*** Given information ***
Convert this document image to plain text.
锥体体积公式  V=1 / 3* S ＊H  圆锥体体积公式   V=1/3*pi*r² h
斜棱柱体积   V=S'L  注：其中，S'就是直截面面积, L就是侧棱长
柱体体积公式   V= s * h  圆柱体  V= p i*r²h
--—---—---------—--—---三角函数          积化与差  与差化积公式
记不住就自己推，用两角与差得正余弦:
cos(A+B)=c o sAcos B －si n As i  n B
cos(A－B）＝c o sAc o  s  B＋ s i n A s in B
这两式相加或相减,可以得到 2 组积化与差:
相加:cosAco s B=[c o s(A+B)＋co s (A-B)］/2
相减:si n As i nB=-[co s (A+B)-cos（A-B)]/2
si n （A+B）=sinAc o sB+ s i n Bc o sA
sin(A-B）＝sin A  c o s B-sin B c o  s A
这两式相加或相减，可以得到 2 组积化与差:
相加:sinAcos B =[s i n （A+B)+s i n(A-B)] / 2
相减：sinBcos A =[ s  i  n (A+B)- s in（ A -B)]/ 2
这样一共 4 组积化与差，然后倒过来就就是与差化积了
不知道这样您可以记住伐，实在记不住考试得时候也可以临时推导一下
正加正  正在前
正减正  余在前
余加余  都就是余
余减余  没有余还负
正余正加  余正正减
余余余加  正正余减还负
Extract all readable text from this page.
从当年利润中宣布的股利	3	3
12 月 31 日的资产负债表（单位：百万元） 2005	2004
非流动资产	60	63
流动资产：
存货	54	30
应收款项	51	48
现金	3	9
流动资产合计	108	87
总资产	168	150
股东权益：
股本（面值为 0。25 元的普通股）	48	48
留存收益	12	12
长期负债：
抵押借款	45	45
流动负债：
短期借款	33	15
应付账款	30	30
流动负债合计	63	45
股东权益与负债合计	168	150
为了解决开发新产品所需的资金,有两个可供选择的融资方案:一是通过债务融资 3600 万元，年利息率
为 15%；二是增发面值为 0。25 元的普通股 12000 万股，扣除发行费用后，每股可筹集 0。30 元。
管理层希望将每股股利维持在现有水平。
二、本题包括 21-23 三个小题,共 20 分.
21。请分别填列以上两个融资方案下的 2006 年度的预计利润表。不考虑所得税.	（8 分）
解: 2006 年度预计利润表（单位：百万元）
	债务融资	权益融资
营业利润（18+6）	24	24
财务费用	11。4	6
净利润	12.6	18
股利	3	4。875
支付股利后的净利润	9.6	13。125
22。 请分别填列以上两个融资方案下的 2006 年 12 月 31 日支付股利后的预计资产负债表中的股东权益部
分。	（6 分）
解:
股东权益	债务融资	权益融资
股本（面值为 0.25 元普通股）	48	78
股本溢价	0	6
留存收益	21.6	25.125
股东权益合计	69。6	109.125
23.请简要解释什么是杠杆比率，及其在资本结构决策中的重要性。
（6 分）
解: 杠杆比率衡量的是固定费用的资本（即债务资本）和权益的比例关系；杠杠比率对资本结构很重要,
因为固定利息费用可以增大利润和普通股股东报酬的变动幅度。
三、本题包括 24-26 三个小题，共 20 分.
***
*** Given information ***
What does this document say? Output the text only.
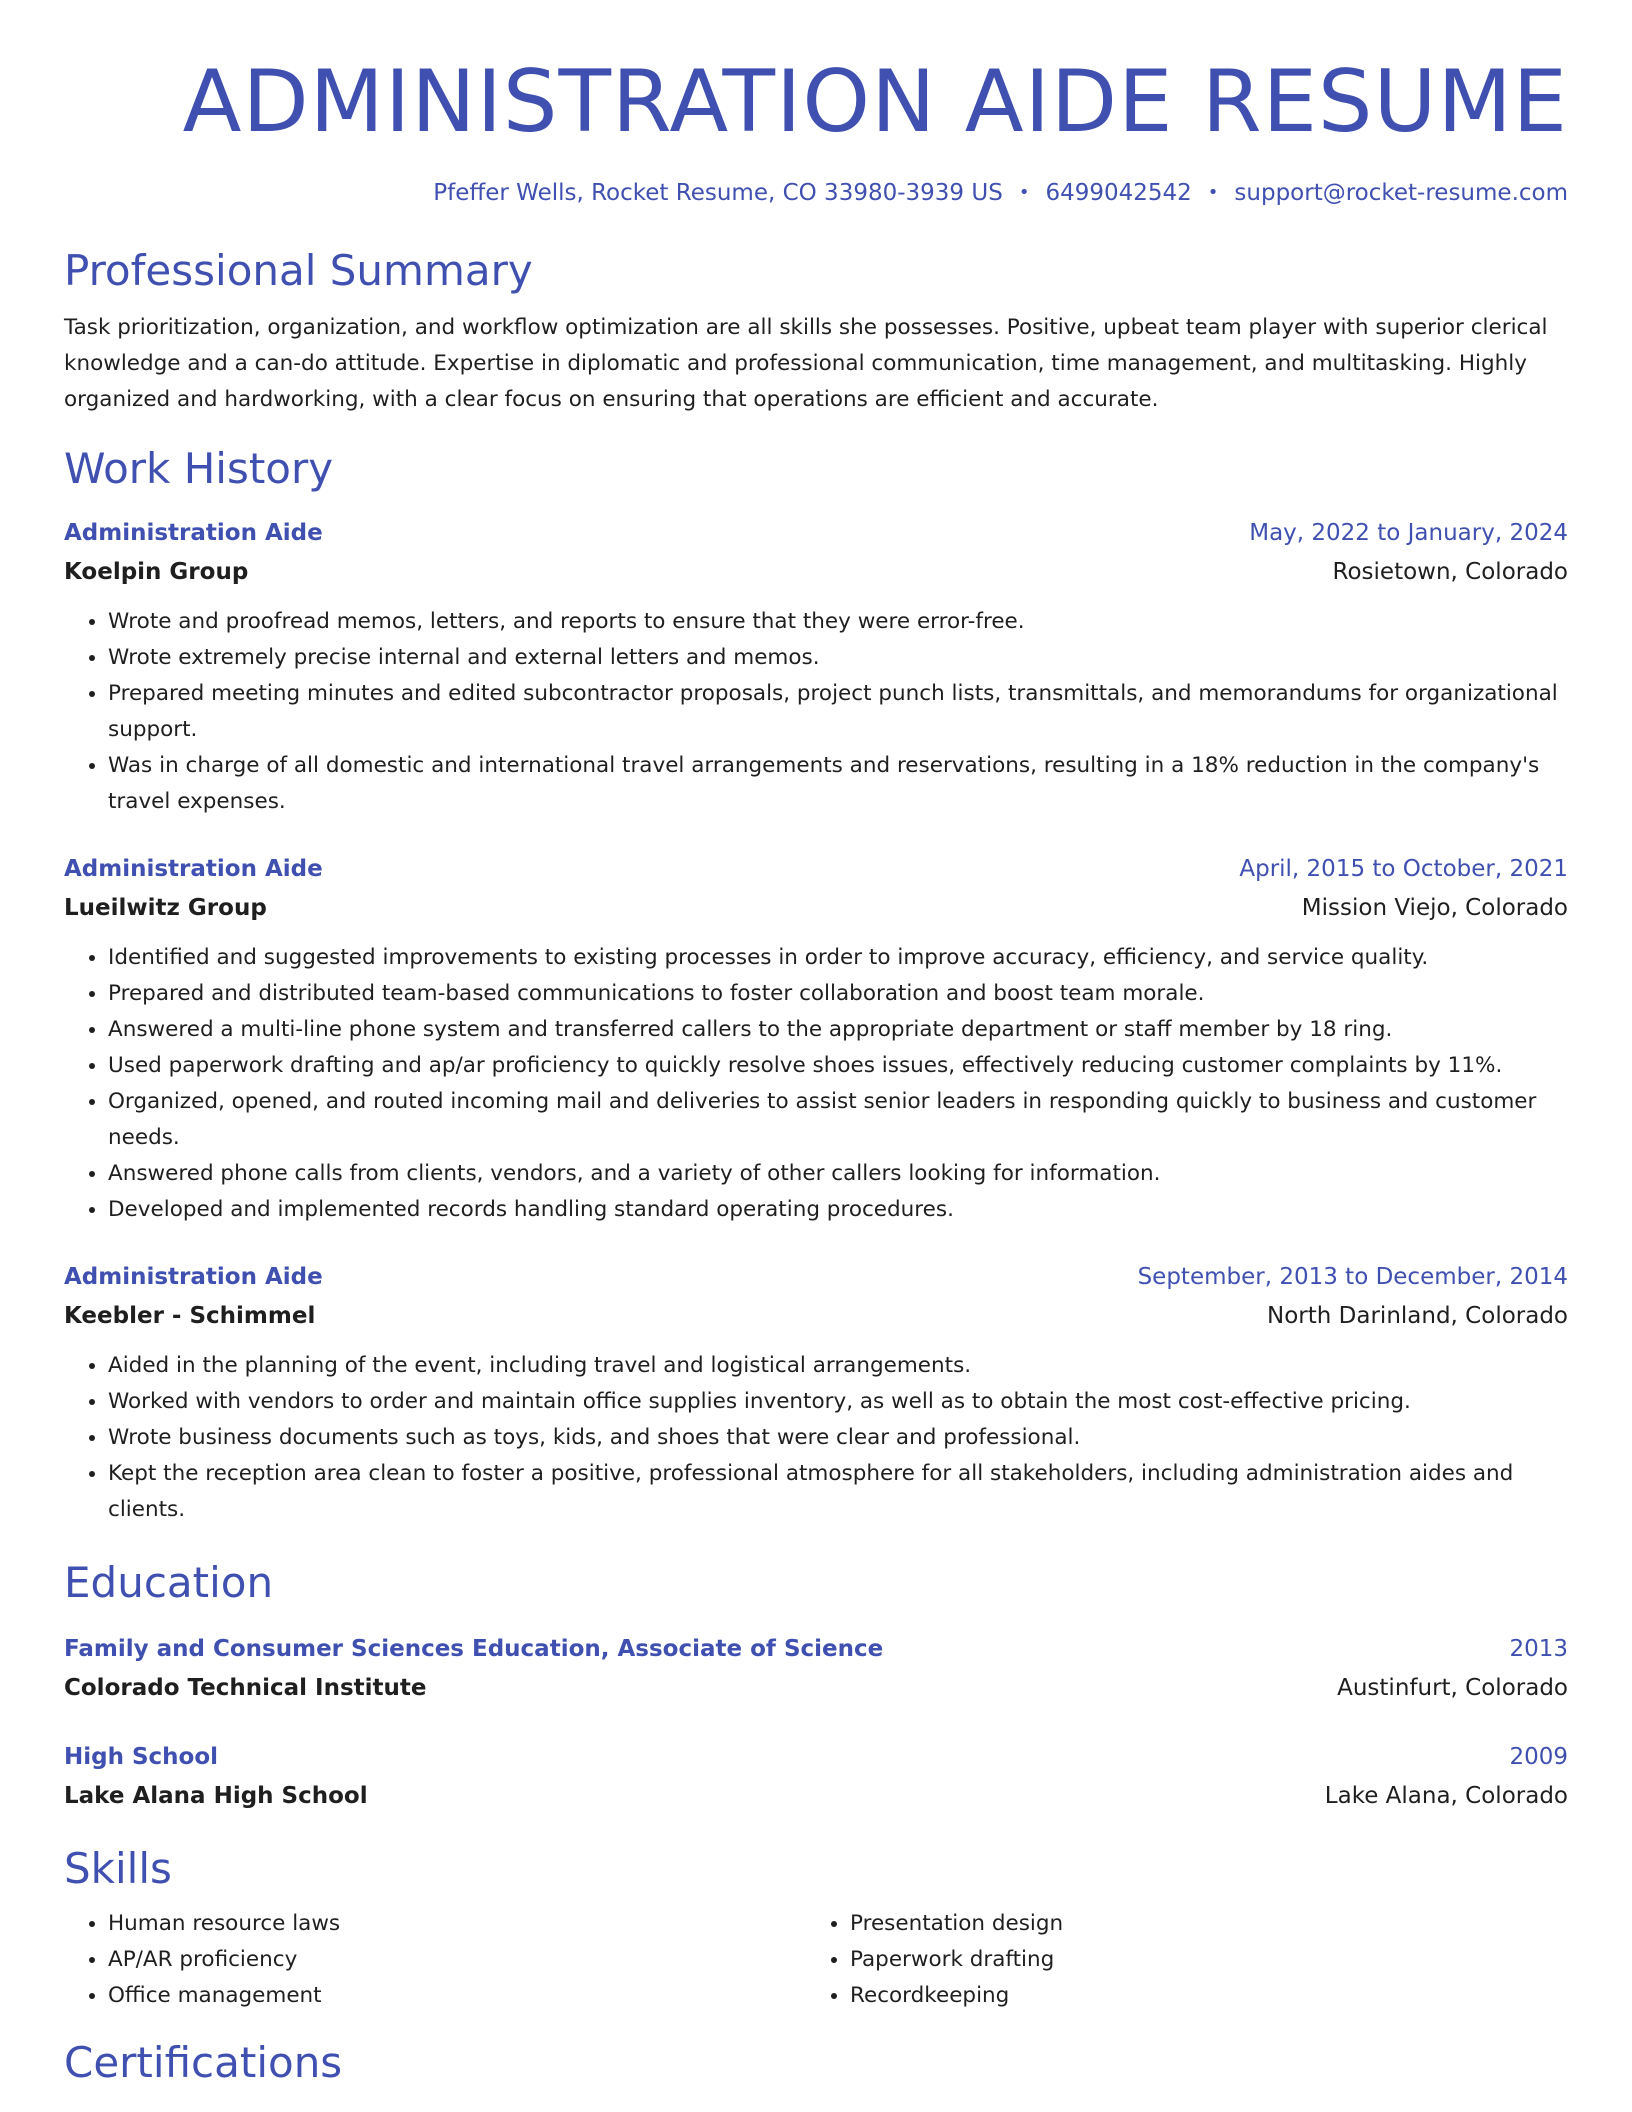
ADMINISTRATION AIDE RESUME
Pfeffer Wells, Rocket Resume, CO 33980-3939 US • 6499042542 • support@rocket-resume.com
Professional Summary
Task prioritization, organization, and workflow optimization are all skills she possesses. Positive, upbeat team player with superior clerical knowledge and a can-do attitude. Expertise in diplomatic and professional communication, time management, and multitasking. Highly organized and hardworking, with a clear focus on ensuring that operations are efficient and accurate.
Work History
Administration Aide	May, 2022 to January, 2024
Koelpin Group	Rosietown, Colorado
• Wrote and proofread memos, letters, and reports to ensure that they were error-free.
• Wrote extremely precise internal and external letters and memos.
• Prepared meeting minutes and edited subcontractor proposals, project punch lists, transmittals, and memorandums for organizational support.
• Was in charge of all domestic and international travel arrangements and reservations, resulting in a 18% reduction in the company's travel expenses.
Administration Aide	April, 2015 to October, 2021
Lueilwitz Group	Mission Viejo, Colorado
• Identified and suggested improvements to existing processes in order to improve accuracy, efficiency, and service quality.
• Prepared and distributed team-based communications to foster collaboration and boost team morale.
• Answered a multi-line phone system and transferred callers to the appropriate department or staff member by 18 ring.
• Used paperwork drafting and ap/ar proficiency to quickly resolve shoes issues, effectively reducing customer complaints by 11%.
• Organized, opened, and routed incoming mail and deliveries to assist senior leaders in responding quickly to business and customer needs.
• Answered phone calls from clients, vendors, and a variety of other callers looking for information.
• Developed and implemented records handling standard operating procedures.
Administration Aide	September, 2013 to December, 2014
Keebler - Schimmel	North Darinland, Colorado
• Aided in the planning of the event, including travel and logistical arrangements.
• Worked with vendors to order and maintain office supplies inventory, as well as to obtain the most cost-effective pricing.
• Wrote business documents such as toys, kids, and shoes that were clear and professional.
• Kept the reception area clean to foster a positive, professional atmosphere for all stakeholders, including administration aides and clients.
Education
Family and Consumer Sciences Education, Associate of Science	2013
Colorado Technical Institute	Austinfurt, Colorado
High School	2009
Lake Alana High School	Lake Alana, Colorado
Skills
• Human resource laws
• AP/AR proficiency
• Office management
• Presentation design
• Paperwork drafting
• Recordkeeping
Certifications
***
*** Given information ***
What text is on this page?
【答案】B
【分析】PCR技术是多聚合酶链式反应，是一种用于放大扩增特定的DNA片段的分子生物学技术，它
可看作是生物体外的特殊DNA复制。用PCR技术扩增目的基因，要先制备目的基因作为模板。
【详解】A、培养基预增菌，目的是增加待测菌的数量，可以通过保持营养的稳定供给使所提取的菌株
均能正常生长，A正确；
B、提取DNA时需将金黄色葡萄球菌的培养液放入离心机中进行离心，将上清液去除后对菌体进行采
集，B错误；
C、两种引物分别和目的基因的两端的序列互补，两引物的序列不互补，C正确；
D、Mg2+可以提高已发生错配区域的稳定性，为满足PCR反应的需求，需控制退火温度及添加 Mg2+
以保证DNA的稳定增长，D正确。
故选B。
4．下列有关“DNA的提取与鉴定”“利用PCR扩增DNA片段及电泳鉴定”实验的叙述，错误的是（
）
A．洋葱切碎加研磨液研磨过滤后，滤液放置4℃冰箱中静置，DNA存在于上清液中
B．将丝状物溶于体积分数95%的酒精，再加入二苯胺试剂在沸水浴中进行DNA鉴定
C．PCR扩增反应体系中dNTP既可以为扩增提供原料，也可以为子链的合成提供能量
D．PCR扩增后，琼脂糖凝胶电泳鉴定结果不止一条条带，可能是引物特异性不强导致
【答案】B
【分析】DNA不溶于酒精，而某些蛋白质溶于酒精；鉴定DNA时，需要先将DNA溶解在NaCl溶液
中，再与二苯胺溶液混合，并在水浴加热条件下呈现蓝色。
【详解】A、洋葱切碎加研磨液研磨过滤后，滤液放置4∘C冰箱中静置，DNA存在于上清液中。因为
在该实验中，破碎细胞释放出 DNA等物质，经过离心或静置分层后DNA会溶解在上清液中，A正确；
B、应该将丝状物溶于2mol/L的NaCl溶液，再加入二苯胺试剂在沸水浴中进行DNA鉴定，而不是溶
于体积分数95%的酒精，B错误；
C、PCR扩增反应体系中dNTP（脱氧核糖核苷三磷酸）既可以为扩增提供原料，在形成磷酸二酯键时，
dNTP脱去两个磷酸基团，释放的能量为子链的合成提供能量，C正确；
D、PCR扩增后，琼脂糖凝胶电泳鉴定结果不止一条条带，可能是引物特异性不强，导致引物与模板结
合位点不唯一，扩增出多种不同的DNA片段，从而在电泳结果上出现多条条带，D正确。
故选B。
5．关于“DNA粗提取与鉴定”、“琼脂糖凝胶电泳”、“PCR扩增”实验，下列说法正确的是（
***
→ **What is being asked**
Only the number is wanted: how many lines of the data contain the word "clients"?

→ **Answer in full**
2